**REQUIREMENTS**
Reproduce the following material exactly, including every line.

**Rows from a figure dataset**
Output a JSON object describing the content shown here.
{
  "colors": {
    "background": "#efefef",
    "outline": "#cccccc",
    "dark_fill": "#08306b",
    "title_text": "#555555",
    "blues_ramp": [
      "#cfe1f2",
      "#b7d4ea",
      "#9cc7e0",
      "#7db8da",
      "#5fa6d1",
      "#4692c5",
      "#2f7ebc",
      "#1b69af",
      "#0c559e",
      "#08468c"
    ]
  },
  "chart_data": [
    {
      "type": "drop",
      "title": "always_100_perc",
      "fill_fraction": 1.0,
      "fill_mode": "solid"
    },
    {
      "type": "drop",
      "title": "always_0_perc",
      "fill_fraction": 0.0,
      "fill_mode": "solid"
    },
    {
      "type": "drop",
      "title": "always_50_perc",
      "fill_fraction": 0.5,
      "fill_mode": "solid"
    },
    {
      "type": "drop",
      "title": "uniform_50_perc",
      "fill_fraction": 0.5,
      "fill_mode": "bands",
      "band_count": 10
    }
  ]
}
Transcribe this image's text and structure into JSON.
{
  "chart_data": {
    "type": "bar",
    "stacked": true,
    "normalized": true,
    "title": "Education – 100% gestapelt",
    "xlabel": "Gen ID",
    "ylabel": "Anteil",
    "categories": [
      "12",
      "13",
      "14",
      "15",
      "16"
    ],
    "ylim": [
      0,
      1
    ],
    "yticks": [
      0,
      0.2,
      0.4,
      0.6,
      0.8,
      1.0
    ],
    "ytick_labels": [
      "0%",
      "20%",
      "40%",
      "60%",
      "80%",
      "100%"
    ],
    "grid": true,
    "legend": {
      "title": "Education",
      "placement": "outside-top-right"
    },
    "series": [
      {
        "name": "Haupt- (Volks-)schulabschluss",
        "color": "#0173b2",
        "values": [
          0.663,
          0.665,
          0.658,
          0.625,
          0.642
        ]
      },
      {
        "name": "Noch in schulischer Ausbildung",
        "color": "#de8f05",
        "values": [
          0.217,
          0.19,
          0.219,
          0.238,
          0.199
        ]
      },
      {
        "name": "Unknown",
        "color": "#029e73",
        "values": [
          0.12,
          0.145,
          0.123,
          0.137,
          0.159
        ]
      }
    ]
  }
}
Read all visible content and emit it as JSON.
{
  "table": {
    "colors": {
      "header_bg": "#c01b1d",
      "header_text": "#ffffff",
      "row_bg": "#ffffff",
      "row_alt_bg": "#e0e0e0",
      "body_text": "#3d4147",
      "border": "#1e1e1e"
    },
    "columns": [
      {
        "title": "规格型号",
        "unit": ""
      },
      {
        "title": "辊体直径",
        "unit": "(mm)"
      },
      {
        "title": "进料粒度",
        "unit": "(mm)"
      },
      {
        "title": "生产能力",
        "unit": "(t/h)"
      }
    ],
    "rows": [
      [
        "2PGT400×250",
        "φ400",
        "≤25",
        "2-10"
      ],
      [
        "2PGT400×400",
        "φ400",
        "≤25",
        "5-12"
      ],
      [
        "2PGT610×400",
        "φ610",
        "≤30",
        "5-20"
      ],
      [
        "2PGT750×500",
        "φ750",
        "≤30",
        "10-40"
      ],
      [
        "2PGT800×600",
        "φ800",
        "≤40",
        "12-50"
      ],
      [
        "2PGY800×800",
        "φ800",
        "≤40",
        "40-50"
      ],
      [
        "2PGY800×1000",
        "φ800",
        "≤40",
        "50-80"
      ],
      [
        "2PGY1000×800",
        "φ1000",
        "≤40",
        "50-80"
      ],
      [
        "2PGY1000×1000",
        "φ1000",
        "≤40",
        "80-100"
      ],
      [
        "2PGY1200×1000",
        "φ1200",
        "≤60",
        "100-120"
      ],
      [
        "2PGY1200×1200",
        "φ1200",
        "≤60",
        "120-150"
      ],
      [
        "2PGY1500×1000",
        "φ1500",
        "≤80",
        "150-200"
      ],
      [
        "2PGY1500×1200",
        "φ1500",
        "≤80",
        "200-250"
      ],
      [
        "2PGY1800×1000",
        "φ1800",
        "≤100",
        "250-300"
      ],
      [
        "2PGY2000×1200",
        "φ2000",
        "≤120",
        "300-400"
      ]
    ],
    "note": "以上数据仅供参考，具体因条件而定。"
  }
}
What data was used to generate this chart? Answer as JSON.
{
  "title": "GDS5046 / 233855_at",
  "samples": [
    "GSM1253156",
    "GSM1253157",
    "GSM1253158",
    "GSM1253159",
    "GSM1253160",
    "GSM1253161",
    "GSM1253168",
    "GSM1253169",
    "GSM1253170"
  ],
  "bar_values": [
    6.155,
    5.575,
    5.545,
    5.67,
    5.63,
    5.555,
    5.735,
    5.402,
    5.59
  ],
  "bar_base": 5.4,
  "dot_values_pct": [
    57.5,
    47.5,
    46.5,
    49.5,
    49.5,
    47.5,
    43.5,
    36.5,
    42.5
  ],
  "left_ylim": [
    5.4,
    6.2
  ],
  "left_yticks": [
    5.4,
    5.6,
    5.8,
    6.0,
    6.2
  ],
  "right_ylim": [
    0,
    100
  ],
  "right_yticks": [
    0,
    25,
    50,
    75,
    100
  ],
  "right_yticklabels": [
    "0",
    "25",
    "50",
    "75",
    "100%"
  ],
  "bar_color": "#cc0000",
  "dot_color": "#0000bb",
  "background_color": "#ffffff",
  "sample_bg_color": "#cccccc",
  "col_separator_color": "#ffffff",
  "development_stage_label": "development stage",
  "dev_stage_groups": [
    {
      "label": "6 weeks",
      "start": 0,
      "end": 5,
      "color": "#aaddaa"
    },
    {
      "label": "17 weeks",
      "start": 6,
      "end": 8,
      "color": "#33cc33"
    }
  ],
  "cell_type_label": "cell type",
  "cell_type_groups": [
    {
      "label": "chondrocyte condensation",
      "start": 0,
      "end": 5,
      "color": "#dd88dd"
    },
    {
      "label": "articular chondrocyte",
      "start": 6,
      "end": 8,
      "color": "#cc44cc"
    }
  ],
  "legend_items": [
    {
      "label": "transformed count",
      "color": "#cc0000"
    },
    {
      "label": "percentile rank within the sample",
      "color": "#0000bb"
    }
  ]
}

**RESULT FOR THIS TASK**
Output a JSON object describing the content shown here.
{
  "colors": {
    "background": "#efefef",
    "outline": "#cccccc",
    "dark_fill": "#08306b",
    "title_text": "#555555",
    "blues_ramp": [
      "#cfe1f2",
      "#b7d4ea",
      "#9cc7e0",
      "#7db8da",
      "#5fa6d1",
      "#4692c5",
      "#2f7ebc",
      "#1b69af",
      "#0c559e",
      "#08468c"
    ]
  },
  "chart_data": [
    {
      "type": "drop",
      "title": "always_100_perc",
      "fill_fraction": 1.0,
      "fill_mode": "solid"
    },
    {
      "type": "drop",
      "title": "always_0_perc",
      "fill_fraction": 0.0,
      "fill_mode": "solid"
    },
    {
      "type": "drop",
      "title": "always_50_perc",
      "fill_fraction": 0.5,
      "fill_mode": "solid"
    },
    {
      "type": "drop",
      "title": "uniform_50_perc",
      "fill_fraction": 0.5,
      "fill_mode": "bands",
      "band_count": 10
    }
  ]
}
Transcribe this image's text and structure into JSON.
{
  "chart_data": {
    "type": "bar",
    "stacked": true,
    "normalized": true,
    "title": "Education – 100% gestapelt",
    "xlabel": "Gen ID",
    "ylabel": "Anteil",
    "categories": [
      "12",
      "13",
      "14",
      "15",
      "16"
    ],
    "ylim": [
      0,
      1
    ],
    "yticks": [
      0,
      0.2,
      0.4,
      0.6,
      0.8,
      1.0
    ],
    "ytick_labels": [
      "0%",
      "20%",
      "40%",
      "60%",
      "80%",
      "100%"
    ],
    "grid": true,
    "legend": {
      "title": "Education",
      "placement": "outside-top-right"
    },
    "series": [
      {
        "name": "Haupt- (Volks-)schulabschluss",
        "color": "#0173b2",
        "values": [
          0.663,
          0.665,
          0.658,
          0.625,
          0.642
        ]
      },
      {
        "name": "Noch in schulischer Ausbildung",
        "color": "#de8f05",
        "values": [
          0.217,
          0.19,
          0.219,
          0.238,
          0.199
        ]
      },
      {
        "name": "Unknown",
        "color": "#029e73",
        "values": [
          0.12,
          0.145,
          0.123,
          0.137,
          0.159
        ]
      }
    ]
  }
}
Read all visible content and emit it as JSON.
{
  "table": {
    "colors": {
      "header_bg": "#c01b1d",
      "header_text": "#ffffff",
      "row_bg": "#ffffff",
      "row_alt_bg": "#e0e0e0",
      "body_text": "#3d4147",
      "border": "#1e1e1e"
    },
    "columns": [
      {
        "title": "规格型号",
        "unit": ""
      },
      {
        "title": "辊体直径",
        "unit": "(mm)"
      },
      {
        "title": "进料粒度",
        "unit": "(mm)"
      },
      {
        "title": "生产能力",
        "unit": "(t/h)"
      }
    ],
    "rows": [
      [
        "2PGT400×250",
        "φ400",
        "≤25",
        "2-10"
      ],
      [
        "2PGT400×400",
        "φ400",
        "≤25",
        "5-12"
      ],
      [
        "2PGT610×400",
        "φ610",
        "≤30",
        "5-20"
      ],
      [
        "2PGT750×500",
        "φ750",
        "≤30",
        "10-40"
      ],
      [
        "2PGT800×600",
        "φ800",
        "≤40",
        "12-50"
      ],
      [
        "2PGY800×800",
        "φ800",
        "≤40",
        "40-50"
      ],
      [
        "2PGY800×1000",
        "φ800",
        "≤40",
        "50-80"
      ],
      [
        "2PGY1000×800",
        "φ1000",
        "≤40",
        "50-80"
      ],
      [
        "2PGY1000×1000",
        "φ1000",
        "≤40",
        "80-100"
      ],
      [
        "2PGY1200×1000",
        "φ1200",
        "≤60",
        "100-120"
      ],
      [
        "2PGY1200×1200",
        "φ1200",
        "≤60",
        "120-150"
      ],
      [
        "2PGY1500×1000",
        "φ1500",
        "≤80",
        "150-200"
      ],
      [
        "2PGY1500×1200",
        "φ1500",
        "≤80",
        "200-250"
      ],
      [
        "2PGY1800×1000",
        "φ1800",
        "≤100",
        "250-300"
      ],
      [
        "2PGY2000×1200",
        "φ2000",
        "≤120",
        "300-400"
      ]
    ],
    "note": "以上数据仅供参考，具体因条件而定。"
  }
}
What data was used to generate this chart? Answer as JSON.
{
  "title": "GDS5046 / 233855_at",
  "samples": [
    "GSM1253156",
    "GSM1253157",
    "GSM1253158",
    "GSM1253159",
    "GSM1253160",
    "GSM1253161",
    "GSM1253168",
    "GSM1253169",
    "GSM1253170"
  ],
  "bar_values": [
    6.155,
    5.575,
    5.545,
    5.67,
    5.63,
    5.555,
    5.735,
    5.402,
    5.59
  ],
  "bar_base": 5.4,
  "dot_values_pct": [
    57.5,
    47.5,
    46.5,
    49.5,
    49.5,
    47.5,
    43.5,
    36.5,
    42.5
  ],
  "left_ylim": [
    5.4,
    6.2
  ],
  "left_yticks": [
    5.4,
    5.6,
    5.8,
    6.0,
    6.2
  ],
  "right_ylim": [
    0,
    100
  ],
  "right_yticks": [
    0,
    25,
    50,
    75,
    100
  ],
  "right_yticklabels": [
    "0",
    "25",
    "50",
    "75",
    "100%"
  ],
  "bar_color": "#cc0000",
  "dot_color": "#0000bb",
  "background_color": "#ffffff",
  "sample_bg_color": "#cccccc",
  "col_separator_color": "#ffffff",
  "development_stage_label": "development stage",
  "dev_stage_groups": [
    {
      "label": "6 weeks",
      "start": 0,
      "end": 5,
      "color": "#aaddaa"
    },
    {
      "label": "17 weeks",
      "start": 6,
      "end": 8,
      "color": "#33cc33"
    }
  ],
  "cell_type_label": "cell type",
  "cell_type_groups": [
    {
      "label": "chondrocyte condensation",
      "start": 0,
      "end": 5,
      "color": "#dd88dd"
    },
    {
      "label": "articular chondrocyte",
      "start": 6,
      "end": 8,
      "color": "#cc44cc"
    }
  ],
  "legend_items": [
    {
      "label": "transformed count",
      "color": "#cc0000"
    },
    {
      "label": "percentile rank within the sample",
      "color": "#0000bb"
    }
  ]
}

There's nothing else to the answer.